- **WHAT YOU ARE ASKED TO DO**
Drop every picture and give the entries back exactly.

— START —

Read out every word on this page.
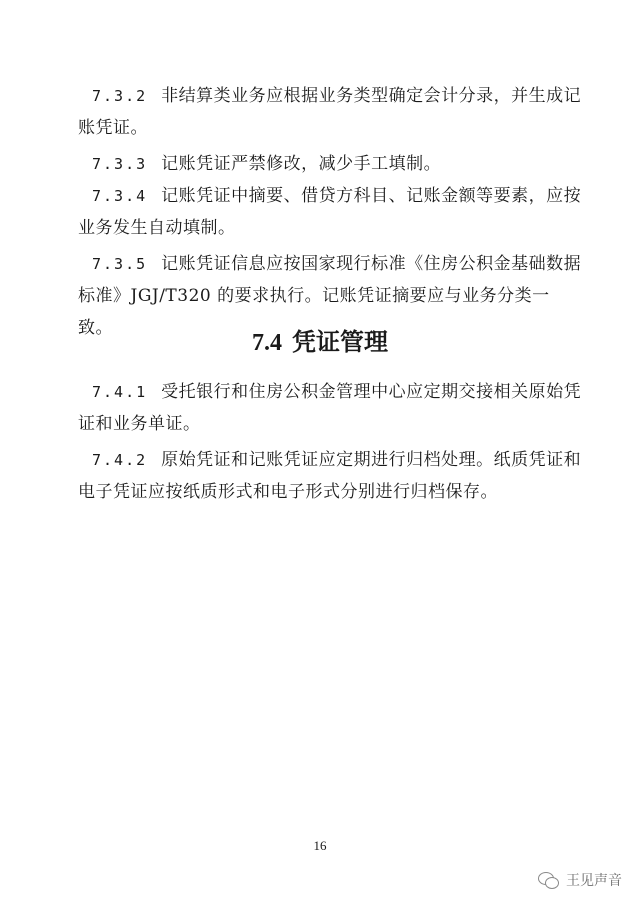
7.3.2 非结算类业务应根据业务类型确定会计分录，并生成记账凭证。

7.3.3 记账凭证严禁修改，减少手工填制。

7.3.4 记账凭证中摘要、借贷方科目、记账金额等要素，应按业务发生自动填制。

7.3.5 记账凭证信息应按国家现行标准《住房公积金基础数据标准》JGJ/T320 的要求执行。记账凭证摘要应与业务分类一致。

7.4 凭证管理

7.4.1 受托银行和住房公积金管理中心应定期交接相关原始凭证和业务单证。

7.4.2 原始凭证和记账凭证应定期进行归档处理。纸质凭证和电子凭证应按纸质形式和电子形式分别进行归档保存。

16
王见声音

— END —

- **ANSWER TO THIS EXERCISE**
Read out every word on this page.
7.3.2 非结算类业务应根据业务类型确定会计分录，并生成记账凭证。

7.3.3 记账凭证严禁修改，减少手工填制。

7.3.4 记账凭证中摘要、借贷方科目、记账金额等要素，应按业务发生自动填制。

7.3.5 记账凭证信息应按国家现行标准《住房公积金基础数据标准》JGJ/T320 的要求执行。记账凭证摘要应与业务分类一致。

7.4 凭证管理

7.4.1 受托银行和住房公积金管理中心应定期交接相关原始凭证和业务单证。

7.4.2 原始凭证和记账凭证应定期进行归档处理。纸质凭证和电子凭证应按纸质形式和电子形式分别进行归档保存。

16
王见声音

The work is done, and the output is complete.